[Structured figure records]
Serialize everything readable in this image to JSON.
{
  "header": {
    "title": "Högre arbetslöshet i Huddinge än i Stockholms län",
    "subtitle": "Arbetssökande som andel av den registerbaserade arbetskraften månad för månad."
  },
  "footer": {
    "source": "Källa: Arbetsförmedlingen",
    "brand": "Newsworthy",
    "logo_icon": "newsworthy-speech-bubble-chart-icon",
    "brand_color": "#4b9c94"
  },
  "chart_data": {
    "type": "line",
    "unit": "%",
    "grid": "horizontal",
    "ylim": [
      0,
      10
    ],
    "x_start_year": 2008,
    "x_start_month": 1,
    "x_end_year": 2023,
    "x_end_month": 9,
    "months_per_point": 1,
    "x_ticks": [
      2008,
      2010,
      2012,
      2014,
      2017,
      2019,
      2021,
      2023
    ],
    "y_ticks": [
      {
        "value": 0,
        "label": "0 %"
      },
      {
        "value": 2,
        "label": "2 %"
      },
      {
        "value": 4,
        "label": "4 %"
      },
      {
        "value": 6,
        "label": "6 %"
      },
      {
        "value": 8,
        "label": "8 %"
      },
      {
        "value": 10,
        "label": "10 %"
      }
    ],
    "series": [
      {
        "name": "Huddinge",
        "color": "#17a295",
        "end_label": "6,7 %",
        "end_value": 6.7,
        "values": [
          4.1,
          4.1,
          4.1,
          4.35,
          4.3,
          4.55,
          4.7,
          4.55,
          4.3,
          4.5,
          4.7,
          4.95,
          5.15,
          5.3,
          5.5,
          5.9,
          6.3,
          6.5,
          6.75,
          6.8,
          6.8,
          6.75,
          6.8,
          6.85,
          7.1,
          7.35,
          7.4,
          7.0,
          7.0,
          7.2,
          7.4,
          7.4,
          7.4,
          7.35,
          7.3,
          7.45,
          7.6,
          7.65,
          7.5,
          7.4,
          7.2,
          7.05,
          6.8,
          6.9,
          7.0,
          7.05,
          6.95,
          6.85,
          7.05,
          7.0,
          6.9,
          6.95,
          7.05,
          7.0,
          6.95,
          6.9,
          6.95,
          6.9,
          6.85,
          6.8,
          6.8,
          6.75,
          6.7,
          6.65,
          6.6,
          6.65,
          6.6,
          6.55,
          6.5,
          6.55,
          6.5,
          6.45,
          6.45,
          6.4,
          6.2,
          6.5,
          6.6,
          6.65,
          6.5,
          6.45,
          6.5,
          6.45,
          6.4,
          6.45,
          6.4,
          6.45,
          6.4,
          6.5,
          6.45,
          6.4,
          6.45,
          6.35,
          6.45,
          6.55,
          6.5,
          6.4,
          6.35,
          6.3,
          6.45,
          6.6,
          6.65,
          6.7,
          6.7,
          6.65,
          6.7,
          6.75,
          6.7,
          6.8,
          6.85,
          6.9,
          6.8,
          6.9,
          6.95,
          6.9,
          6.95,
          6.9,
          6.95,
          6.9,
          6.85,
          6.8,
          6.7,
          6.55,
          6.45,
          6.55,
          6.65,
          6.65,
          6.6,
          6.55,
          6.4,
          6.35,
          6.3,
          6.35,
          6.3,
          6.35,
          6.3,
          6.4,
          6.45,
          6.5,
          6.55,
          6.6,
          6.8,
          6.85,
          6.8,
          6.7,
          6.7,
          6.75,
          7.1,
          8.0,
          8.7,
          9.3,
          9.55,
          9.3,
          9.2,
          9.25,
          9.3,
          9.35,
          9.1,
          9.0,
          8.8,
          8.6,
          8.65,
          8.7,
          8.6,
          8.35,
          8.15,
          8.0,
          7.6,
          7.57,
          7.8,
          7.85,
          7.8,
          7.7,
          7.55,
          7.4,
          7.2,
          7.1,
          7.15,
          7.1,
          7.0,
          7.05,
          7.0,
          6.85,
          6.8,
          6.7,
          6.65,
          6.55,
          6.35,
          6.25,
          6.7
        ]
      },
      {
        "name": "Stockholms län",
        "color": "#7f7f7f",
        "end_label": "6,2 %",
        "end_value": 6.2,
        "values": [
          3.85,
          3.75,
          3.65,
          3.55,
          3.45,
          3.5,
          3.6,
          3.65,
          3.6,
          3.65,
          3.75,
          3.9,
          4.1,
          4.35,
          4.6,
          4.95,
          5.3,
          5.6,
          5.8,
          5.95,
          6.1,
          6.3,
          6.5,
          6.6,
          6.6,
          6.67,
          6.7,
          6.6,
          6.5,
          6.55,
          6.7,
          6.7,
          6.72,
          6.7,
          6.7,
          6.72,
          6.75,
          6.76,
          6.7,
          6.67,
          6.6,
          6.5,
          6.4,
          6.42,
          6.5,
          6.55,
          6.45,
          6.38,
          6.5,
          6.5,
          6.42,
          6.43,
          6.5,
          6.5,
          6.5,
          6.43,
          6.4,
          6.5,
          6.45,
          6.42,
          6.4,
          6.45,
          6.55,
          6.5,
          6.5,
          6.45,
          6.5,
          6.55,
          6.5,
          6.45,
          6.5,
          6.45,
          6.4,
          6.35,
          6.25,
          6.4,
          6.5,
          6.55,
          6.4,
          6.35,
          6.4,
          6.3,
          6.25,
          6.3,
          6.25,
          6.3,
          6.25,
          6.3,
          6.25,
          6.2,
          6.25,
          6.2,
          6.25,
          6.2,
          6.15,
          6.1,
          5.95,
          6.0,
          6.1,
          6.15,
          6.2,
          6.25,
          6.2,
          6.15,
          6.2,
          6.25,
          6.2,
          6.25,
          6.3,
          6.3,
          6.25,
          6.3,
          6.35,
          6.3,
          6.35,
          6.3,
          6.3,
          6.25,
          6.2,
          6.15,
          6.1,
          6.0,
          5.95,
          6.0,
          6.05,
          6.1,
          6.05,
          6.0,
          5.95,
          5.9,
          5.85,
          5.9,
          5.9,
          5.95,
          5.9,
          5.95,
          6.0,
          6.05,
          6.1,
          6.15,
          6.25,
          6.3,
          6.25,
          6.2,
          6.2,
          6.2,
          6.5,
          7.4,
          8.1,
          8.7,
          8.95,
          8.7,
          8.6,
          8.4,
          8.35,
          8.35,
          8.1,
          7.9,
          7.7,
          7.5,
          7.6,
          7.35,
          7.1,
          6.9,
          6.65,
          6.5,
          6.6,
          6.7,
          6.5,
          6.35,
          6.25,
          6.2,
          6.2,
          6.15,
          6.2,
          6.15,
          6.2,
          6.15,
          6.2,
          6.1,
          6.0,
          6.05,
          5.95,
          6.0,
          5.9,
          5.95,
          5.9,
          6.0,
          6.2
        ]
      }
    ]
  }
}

→ Work to complete:
In the material above, tally every line with the string "Stockholms" in it, then give that number alone.

→ The solution:
2